TASK INSTRUCTIONS. Produce an exact copy of the lines from the line containing "What's the underlying" through the last line of the entries below, and only those lines.
★ ★ ★ ★
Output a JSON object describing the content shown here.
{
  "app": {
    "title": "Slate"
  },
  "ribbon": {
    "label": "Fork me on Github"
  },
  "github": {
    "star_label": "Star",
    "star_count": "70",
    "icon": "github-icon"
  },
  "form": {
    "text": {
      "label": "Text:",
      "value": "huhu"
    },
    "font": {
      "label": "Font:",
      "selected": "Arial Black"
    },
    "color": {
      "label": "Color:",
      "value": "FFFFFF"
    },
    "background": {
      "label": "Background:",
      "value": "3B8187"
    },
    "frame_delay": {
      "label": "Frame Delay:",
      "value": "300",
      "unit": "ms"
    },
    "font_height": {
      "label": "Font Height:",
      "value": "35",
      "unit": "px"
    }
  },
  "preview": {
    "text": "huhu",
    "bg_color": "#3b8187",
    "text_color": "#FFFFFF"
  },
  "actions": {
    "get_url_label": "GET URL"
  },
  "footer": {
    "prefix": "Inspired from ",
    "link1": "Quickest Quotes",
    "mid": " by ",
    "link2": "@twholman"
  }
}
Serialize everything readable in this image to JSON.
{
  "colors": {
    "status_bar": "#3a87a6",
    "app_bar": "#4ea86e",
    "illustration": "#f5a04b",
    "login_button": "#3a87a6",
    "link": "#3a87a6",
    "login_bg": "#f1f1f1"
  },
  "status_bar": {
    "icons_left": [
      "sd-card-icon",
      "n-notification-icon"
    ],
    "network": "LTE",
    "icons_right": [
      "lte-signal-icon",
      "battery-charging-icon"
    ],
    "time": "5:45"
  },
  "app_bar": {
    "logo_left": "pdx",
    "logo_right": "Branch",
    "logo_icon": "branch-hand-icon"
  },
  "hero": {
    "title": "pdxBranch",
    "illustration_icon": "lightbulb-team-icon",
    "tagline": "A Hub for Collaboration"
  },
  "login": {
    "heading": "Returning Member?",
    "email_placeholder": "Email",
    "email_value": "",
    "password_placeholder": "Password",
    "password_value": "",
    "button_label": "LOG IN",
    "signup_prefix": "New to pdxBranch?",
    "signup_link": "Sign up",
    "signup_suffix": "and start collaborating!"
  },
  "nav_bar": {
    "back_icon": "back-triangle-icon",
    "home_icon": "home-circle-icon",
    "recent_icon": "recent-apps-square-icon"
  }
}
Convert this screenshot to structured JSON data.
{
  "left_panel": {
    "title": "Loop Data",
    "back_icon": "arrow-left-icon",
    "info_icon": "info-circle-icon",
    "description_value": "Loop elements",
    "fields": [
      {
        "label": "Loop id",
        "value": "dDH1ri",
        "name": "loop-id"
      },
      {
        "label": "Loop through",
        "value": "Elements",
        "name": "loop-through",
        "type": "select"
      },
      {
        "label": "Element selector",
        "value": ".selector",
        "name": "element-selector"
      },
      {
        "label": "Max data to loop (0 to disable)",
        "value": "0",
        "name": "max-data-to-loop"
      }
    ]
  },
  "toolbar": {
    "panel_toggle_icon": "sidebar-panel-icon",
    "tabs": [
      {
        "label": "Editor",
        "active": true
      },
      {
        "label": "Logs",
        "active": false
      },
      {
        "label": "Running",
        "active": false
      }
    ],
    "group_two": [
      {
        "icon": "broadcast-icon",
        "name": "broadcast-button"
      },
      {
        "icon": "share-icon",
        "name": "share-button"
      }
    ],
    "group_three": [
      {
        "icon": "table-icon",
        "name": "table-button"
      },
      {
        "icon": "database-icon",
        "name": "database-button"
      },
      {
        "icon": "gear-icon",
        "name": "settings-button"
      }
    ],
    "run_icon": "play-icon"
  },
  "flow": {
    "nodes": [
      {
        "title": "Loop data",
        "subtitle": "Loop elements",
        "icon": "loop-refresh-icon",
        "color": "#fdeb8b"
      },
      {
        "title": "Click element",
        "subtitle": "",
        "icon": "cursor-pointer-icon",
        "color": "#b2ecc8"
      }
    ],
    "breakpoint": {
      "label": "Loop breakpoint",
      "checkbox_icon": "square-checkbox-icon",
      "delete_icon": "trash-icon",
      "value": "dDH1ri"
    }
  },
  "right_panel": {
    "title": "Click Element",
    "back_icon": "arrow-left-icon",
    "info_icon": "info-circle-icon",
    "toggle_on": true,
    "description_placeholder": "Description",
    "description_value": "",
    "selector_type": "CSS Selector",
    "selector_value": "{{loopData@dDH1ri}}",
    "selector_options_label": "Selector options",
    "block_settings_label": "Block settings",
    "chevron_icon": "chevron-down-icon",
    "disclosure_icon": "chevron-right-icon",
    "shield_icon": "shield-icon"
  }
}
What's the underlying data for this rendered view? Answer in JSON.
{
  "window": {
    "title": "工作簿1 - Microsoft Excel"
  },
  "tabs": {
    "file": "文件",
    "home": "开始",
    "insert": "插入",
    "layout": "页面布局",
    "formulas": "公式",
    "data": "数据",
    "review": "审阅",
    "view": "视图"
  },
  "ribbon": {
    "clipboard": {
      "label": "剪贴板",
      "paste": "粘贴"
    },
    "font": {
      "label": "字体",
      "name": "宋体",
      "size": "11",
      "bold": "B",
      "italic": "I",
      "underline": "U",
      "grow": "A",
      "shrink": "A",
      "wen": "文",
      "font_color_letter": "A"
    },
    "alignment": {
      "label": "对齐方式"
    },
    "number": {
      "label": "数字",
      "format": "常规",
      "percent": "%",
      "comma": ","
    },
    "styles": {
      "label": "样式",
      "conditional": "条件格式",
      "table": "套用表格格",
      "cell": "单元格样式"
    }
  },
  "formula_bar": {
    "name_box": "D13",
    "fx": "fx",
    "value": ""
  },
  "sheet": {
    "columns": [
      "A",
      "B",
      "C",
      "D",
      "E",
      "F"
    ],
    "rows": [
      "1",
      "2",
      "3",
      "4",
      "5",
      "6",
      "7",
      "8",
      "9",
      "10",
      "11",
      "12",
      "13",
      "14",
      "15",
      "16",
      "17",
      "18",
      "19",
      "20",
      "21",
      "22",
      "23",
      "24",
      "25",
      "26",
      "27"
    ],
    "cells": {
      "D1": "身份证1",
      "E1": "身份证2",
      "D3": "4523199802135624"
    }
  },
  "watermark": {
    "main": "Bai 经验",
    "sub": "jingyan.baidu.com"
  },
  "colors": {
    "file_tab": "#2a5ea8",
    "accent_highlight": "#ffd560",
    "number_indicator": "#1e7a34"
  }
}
★ ★ ★ ★
RESPONSE TO THIS TASK.
What's the underlying data for this rendered view? Answer in JSON.
{
  "window": {
    "title": "工作簿1 - Microsoft Excel"
  },
  "tabs": {
    "file": "文件",
    "home": "开始",
    "insert": "插入",
    "layout": "页面布局",
    "formulas": "公式",
    "data": "数据",
    "review": "审阅",
    "view": "视图"
  },
  "ribbon": {
    "clipboard": {
      "label": "剪贴板",
      "paste": "粘贴"
    },
    "font": {
      "label": "字体",
      "name": "宋体",
      "size": "11",
      "bold": "B",
      "italic": "I",
      "underline": "U",
      "grow": "A",
      "shrink": "A",
      "wen": "文",
      "font_color_letter": "A"
    },
    "alignment": {
      "label": "对齐方式"
    },
    "number": {
      "label": "数字",
      "format": "常规",
      "percent": "%",
      "comma": ","
    },
    "styles": {
      "label": "样式",
      "conditional": "条件格式",
      "table": "套用表格格",
      "cell": "单元格样式"
    }
  },
  "formula_bar": {
    "name_box": "D13",
    "fx": "fx",
    "value": ""
  },
  "sheet": {
    "columns": [
      "A",
      "B",
      "C",
      "D",
      "E",
      "F"
    ],
    "rows": [
      "1",
      "2",
      "3",
      "4",
      "5",
      "6",
      "7",
      "8",
      "9",
      "10",
      "11",
      "12",
      "13",
      "14",
      "15",
      "16",
      "17",
      "18",
      "19",
      "20",
      "21",
      "22",
      "23",
      "24",
      "25",
      "26",
      "27"
    ],
    "cells": {
      "D1": "身份证1",
      "E1": "身份证2",
      "D3": "4523199802135624"
    }
  },
  "watermark": {
    "main": "Bai 经验",
    "sub": "jingyan.baidu.com"
  },
  "colors": {
    "file_tab": "#2a5ea8",
    "accent_highlight": "#ffd560",
    "number_indicator": "#1e7a34"
  }
}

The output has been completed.